▼

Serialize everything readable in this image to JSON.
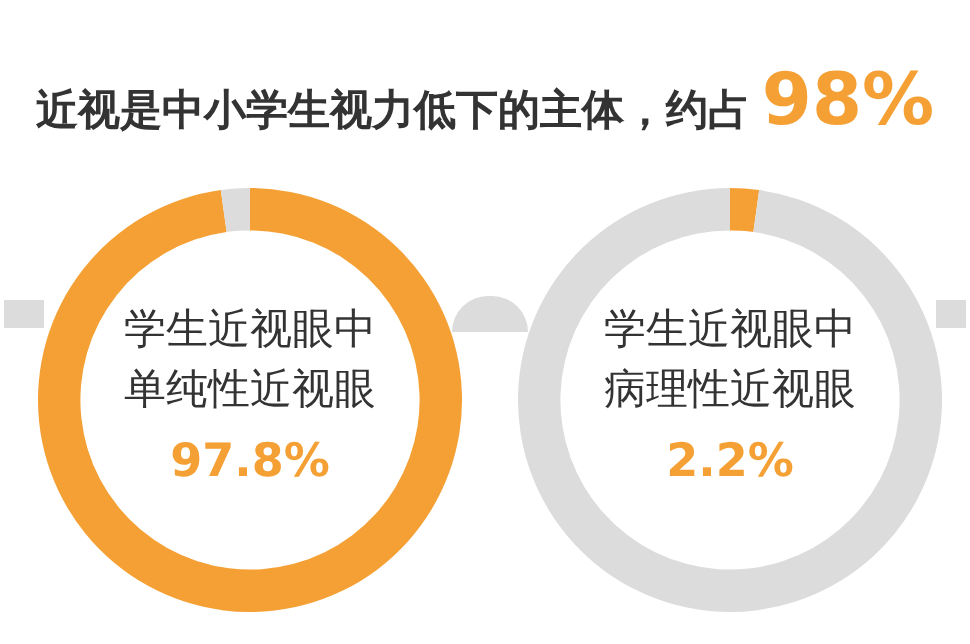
{
  "chart_data": [
    {
      "type": "donut",
      "title": "近视是中小学生视力低下的主体，约占 98%",
      "categories": [
        "学生近视眼中单纯性近视眼",
        null
      ],
      "values": [
        97.8,
        2.2
      ],
      "colors": [
        "#f5a034",
        "#dcdcdc"
      ],
      "value_labels": [
        "97.8%",
        null
      ],
      "legend": false
    },
    {
      "type": "donut",
      "categories": [
        "学生近视眼中病理性近视眼",
        null
      ],
      "values": [
        2.2,
        97.8
      ],
      "colors": [
        "#f5a034",
        "#dcdcdc"
      ],
      "value_labels": [
        "2.2%",
        null
      ],
      "legend": false
    }
  ]
}
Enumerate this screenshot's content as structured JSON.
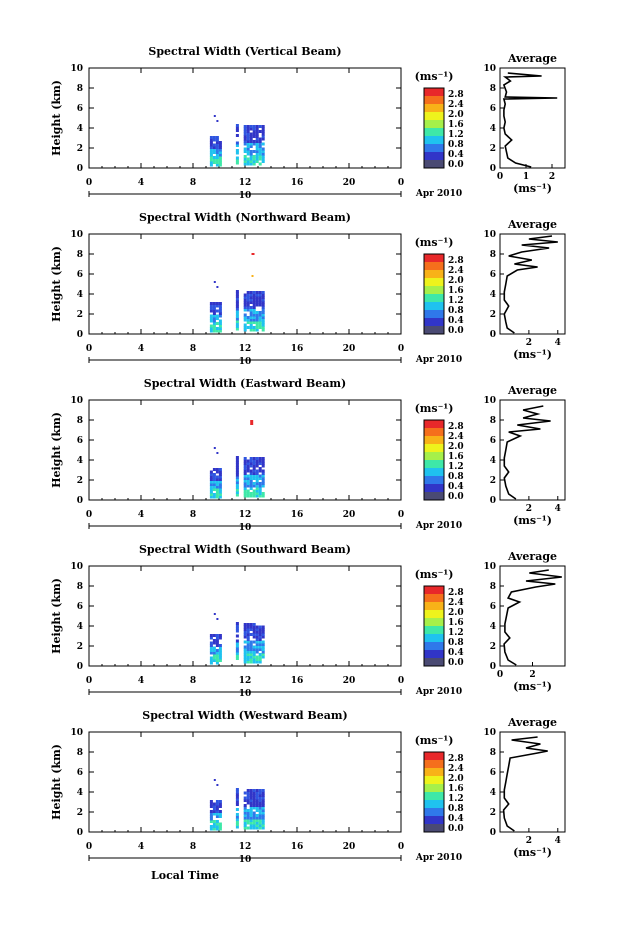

▲

Write out the full listing verbatim, excluding its pictures.

Serialize everything readable in this image to JSON.
{
  "chart_data": [
    {
      "type": "donut",
      "title": "近视是中小学生视力低下的主体，约占 98%",
      "categories": [
        "学生近视眼中单纯性近视眼",
        null
      ],
      "values": [
        97.8,
        2.2
      ],
      "colors": [
        "#f5a034",
        "#dcdcdc"
      ],
      "value_labels": [
        "97.8%",
        null
      ],
      "legend": false
    },
    {
      "type": "donut",
      "categories": [
        "学生近视眼中病理性近视眼",
        null
      ],
      "values": [
        2.2,
        97.8
      ],
      "colors": [
        "#f5a034",
        "#dcdcdc"
      ],
      "value_labels": [
        "2.2%",
        null
      ],
      "legend": false
    }
  ]
}
Enumerate this screenshot's content as structured JSON.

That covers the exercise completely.